Would you transcribe the listing that follows, character for character, and omit its images?
### Information provided
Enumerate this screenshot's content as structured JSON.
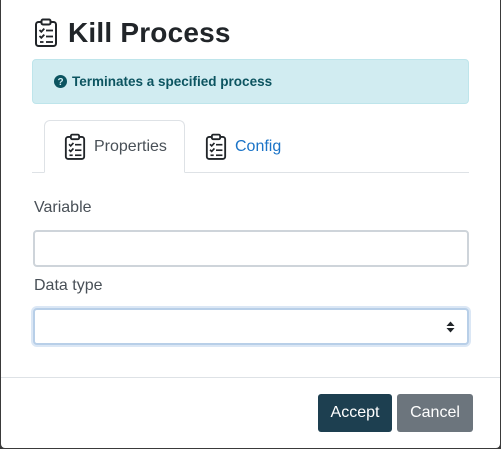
{
  "dialog": {
    "title": "Kill Process",
    "title_icon": "clipboard-checklist-icon"
  },
  "info_alert": {
    "icon": "question-circle-icon",
    "text": "Terminates a specified process"
  },
  "tabs": [
    {
      "label": "Properties",
      "icon": "clipboard-checklist-icon",
      "active": true
    },
    {
      "label": "Config",
      "icon": "clipboard-checklist-icon",
      "active": false
    }
  ],
  "form": {
    "variable": {
      "label": "Variable",
      "value": ""
    },
    "data_type": {
      "label": "Data type",
      "selected": ""
    }
  },
  "footer": {
    "accept_label": "Accept",
    "cancel_label": "Cancel"
  },
  "colors": {
    "alert_bg": "#d1ecf1",
    "alert_text": "#0c5460",
    "link_blue": "#1a73c7",
    "accept_bg": "#1d3f50",
    "cancel_bg": "#6c757d"
  }
}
######
= Output below =
Enumerate this screenshot's content as structured JSON.
{
  "dialog": {
    "title": "Kill Process",
    "title_icon": "clipboard-checklist-icon"
  },
  "info_alert": {
    "icon": "question-circle-icon",
    "text": "Terminates a specified process"
  },
  "tabs": [
    {
      "label": "Properties",
      "icon": "clipboard-checklist-icon",
      "active": true
    },
    {
      "label": "Config",
      "icon": "clipboard-checklist-icon",
      "active": false
    }
  ],
  "form": {
    "variable": {
      "label": "Variable",
      "value": ""
    },
    "data_type": {
      "label": "Data type",
      "selected": ""
    }
  },
  "footer": {
    "accept_label": "Accept",
    "cancel_label": "Cancel"
  },
  "colors": {
    "alert_bg": "#d1ecf1",
    "alert_text": "#0c5460",
    "link_blue": "#1a73c7",
    "accept_bg": "#1d3f50",
    "cancel_bg": "#6c757d"
  }
}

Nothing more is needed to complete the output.